What you should do ->
Locate every line in the records below that holds the word "проекту" and return each one.

[Stored records]
++++++++++

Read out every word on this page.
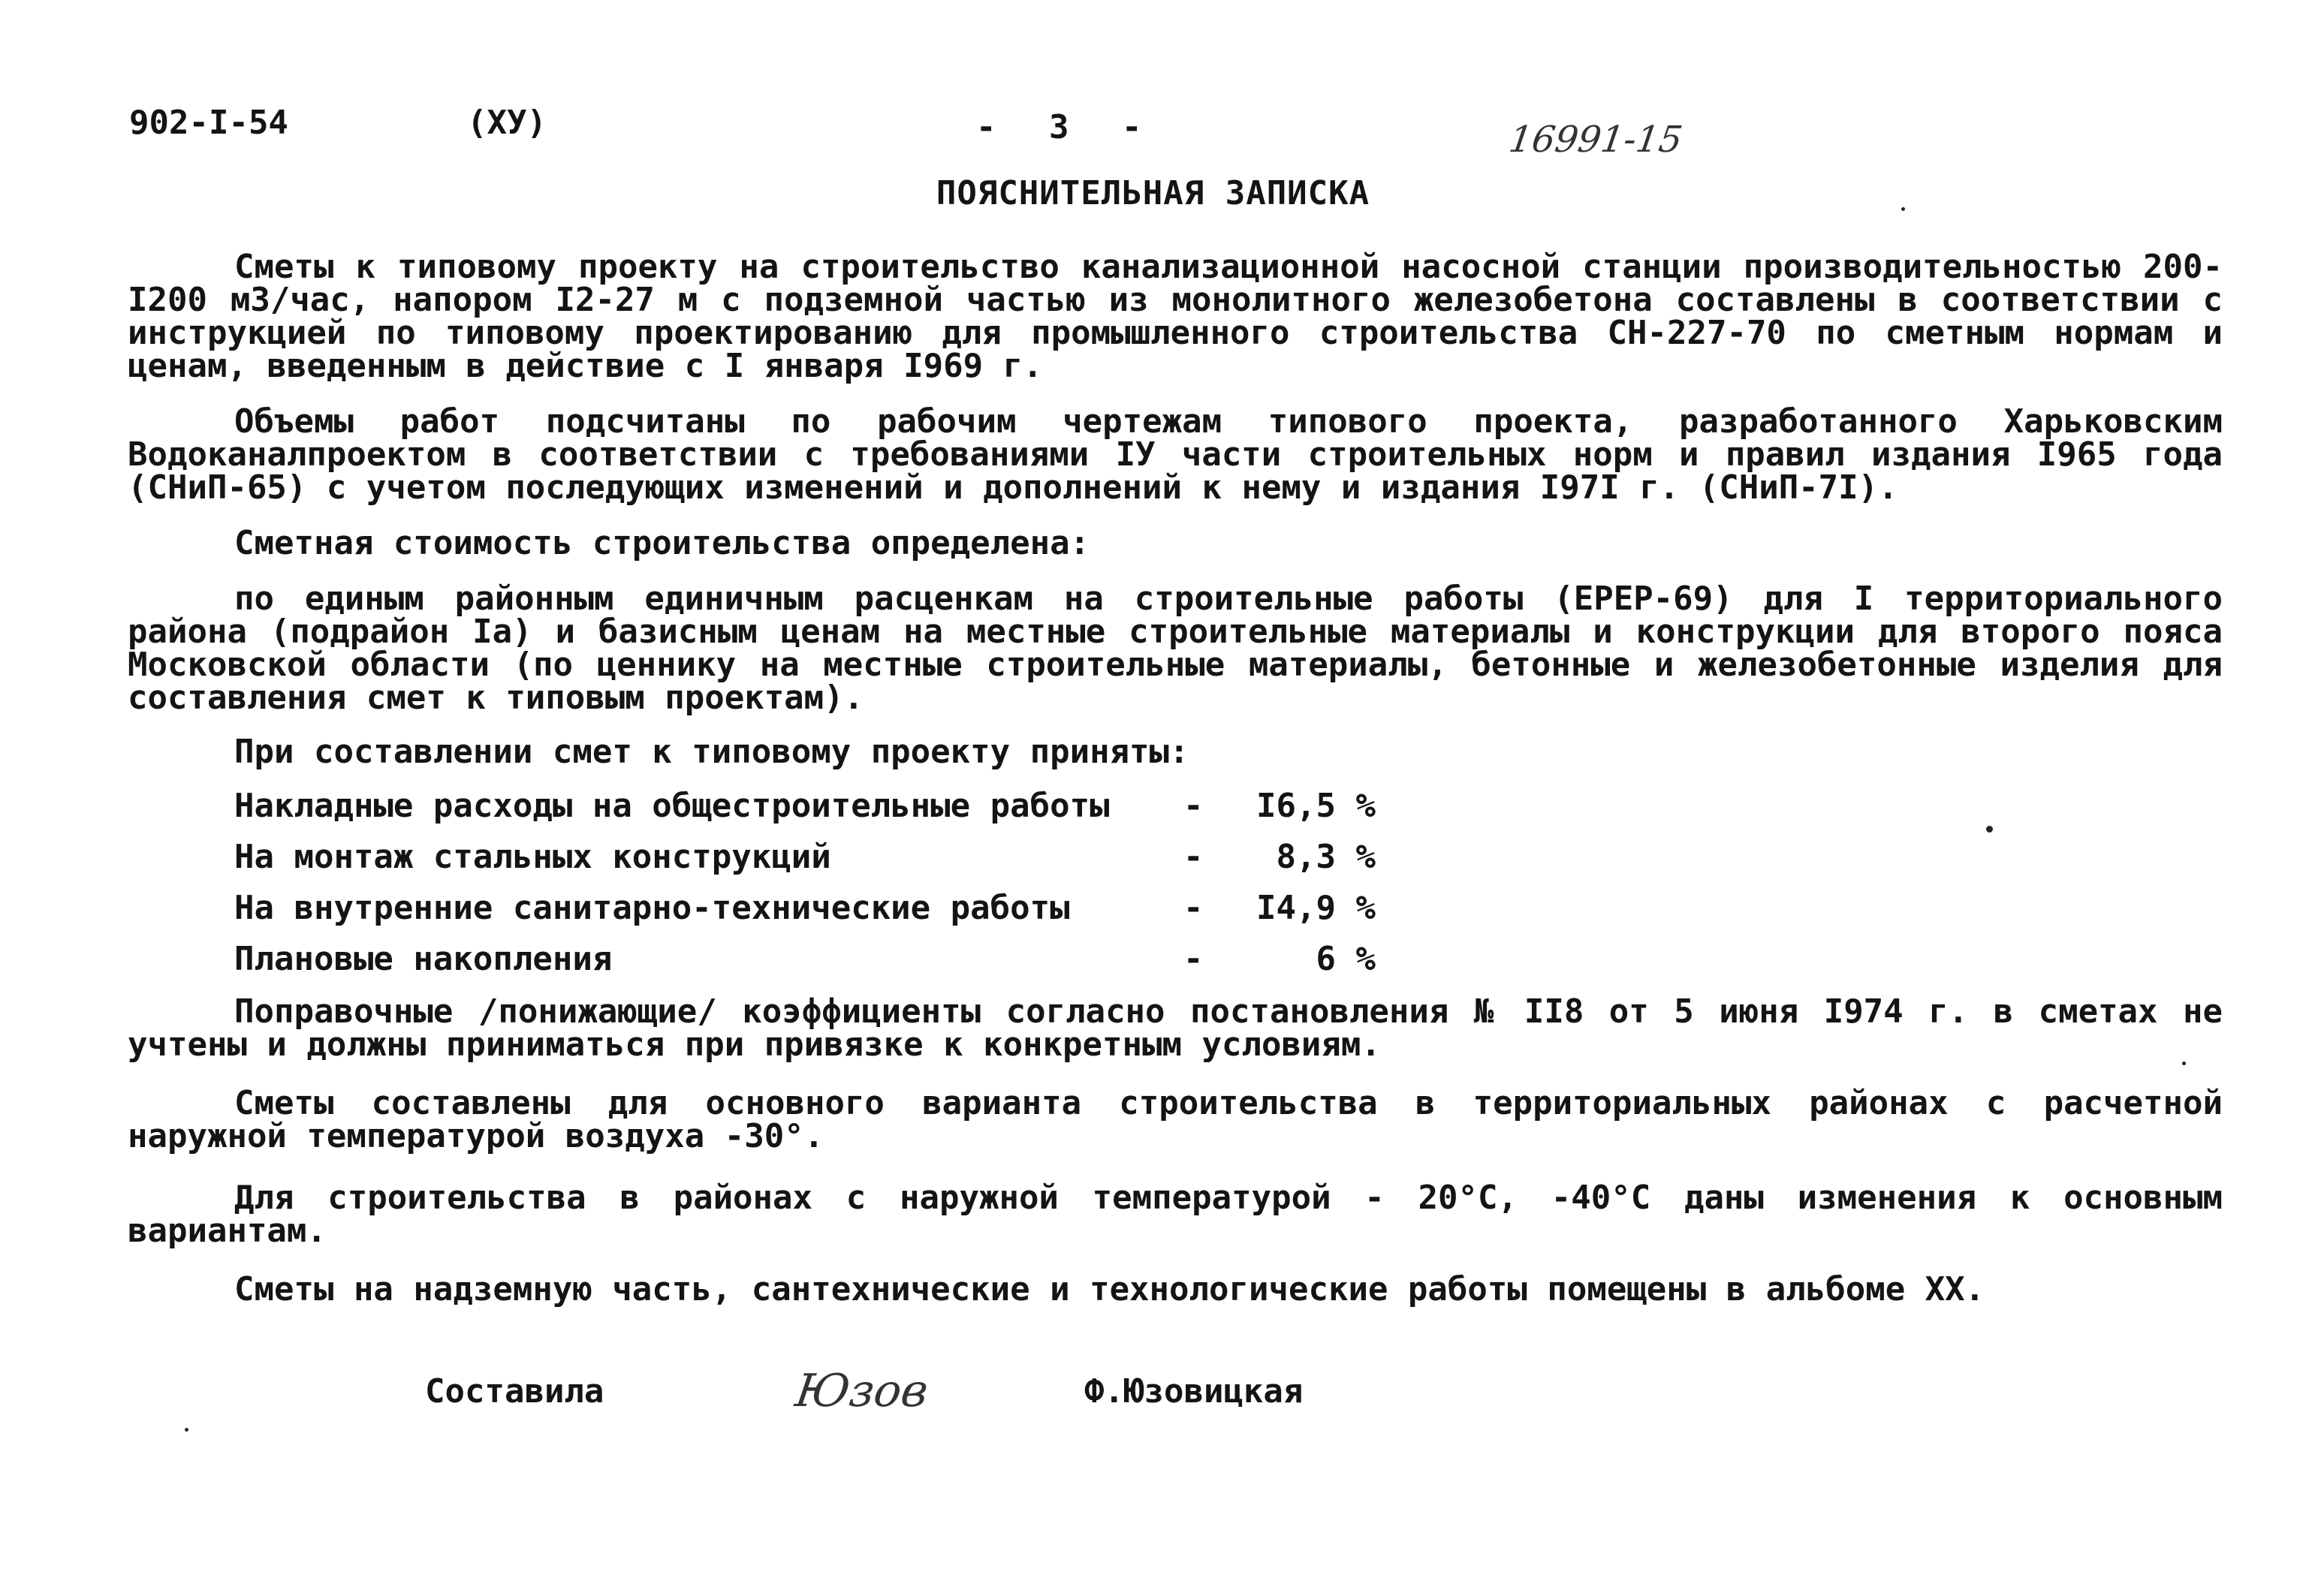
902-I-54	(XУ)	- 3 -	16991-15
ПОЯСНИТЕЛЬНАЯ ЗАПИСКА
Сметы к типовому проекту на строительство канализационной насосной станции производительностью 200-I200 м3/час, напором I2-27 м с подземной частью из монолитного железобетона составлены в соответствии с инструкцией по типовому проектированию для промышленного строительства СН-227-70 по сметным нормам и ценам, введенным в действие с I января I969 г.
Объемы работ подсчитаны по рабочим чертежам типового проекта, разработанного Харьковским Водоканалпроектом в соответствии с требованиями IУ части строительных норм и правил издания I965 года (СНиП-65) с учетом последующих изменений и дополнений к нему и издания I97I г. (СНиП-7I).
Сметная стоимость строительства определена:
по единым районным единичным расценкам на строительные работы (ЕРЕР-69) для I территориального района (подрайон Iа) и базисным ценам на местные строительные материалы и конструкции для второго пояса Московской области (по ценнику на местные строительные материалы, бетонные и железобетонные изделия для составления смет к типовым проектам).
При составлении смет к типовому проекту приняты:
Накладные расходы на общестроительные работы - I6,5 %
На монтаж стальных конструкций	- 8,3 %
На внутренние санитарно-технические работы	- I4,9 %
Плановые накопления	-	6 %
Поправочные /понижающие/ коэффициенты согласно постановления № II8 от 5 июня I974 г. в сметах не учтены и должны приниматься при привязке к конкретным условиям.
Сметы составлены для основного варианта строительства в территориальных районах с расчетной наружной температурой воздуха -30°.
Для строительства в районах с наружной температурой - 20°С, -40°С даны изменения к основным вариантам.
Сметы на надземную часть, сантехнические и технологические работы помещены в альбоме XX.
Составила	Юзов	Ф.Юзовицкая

++++++++++

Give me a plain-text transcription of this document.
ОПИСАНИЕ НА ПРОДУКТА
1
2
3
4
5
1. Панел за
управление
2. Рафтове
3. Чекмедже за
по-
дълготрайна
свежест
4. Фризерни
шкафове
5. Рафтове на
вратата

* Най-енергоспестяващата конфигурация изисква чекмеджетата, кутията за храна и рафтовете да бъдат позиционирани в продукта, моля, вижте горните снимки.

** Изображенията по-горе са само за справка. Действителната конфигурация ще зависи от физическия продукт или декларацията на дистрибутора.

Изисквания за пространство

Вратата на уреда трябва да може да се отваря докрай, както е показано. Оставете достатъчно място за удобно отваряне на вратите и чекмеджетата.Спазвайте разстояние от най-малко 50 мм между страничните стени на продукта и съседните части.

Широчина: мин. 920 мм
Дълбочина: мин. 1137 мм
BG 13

++++++++++

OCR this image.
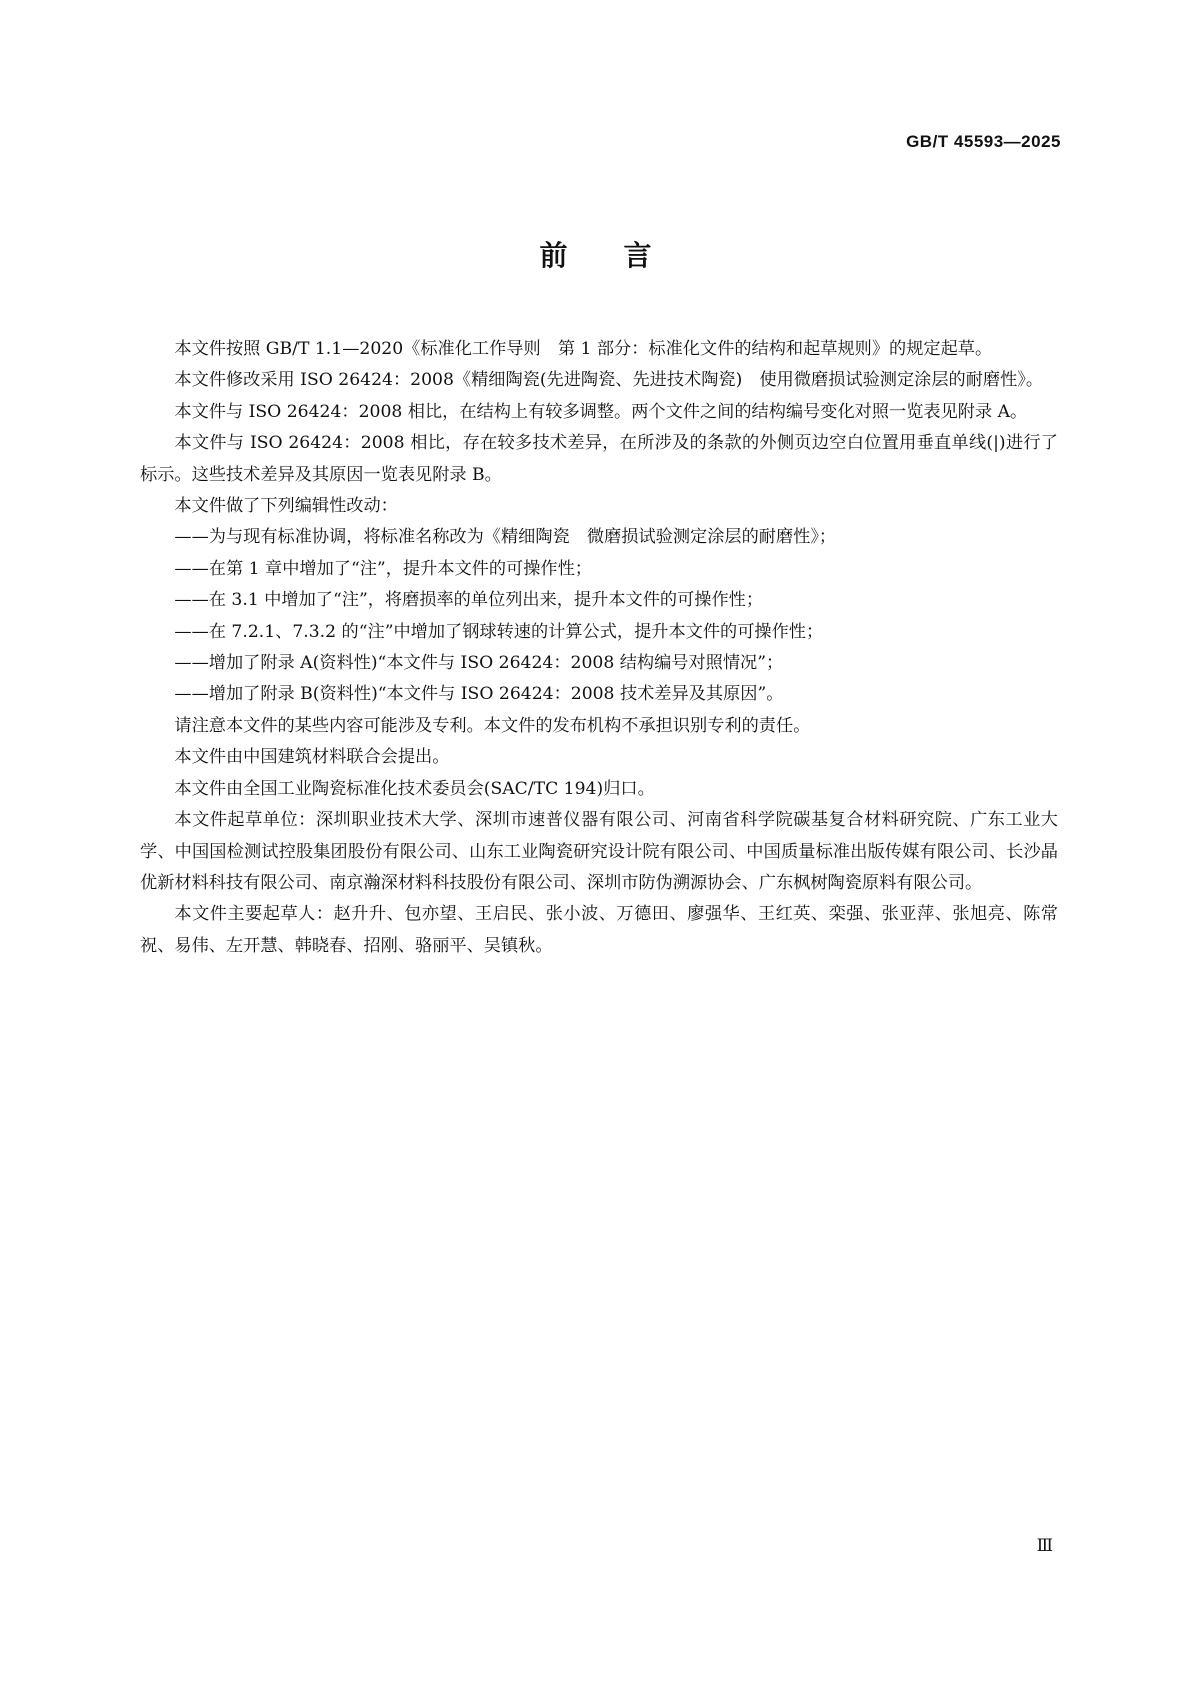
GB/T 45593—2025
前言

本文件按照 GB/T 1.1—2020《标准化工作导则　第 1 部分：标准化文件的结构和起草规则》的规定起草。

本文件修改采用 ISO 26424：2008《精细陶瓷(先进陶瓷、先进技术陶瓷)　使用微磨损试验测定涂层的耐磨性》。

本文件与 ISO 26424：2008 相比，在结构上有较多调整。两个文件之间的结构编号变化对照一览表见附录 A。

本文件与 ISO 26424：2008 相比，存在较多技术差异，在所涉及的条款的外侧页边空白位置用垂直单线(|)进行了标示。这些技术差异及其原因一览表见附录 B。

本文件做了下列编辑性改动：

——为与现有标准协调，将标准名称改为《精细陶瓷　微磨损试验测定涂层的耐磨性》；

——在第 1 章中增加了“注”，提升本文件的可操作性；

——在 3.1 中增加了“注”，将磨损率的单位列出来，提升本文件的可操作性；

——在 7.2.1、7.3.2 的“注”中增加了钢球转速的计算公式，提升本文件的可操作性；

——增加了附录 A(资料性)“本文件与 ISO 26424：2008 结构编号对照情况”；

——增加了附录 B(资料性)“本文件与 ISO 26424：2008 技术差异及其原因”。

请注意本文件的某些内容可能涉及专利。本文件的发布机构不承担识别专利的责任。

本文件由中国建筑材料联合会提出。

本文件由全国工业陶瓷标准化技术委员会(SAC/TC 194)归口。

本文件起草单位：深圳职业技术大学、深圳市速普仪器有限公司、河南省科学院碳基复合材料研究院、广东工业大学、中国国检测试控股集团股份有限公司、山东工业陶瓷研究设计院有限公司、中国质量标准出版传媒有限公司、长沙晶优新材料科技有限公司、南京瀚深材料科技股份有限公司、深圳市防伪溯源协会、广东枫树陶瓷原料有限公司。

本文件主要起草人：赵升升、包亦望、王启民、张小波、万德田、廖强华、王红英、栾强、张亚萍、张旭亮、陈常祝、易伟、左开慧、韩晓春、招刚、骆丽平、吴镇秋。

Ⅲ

++++++++++

Answer for the task ->
Сметы к типовому проекту на строительство канализационной насосной станции производительностью 200-I200 м3/час, напором I2-27 м с подземной частью из монолитного железобетона составлены в соответствии с инструкцией по типовому проектированию для промышленного строительства СН-227-70 по сметным нормам и ценам, введенным в действие с I января I969 г.
При составлении смет к типовому проекту приняты:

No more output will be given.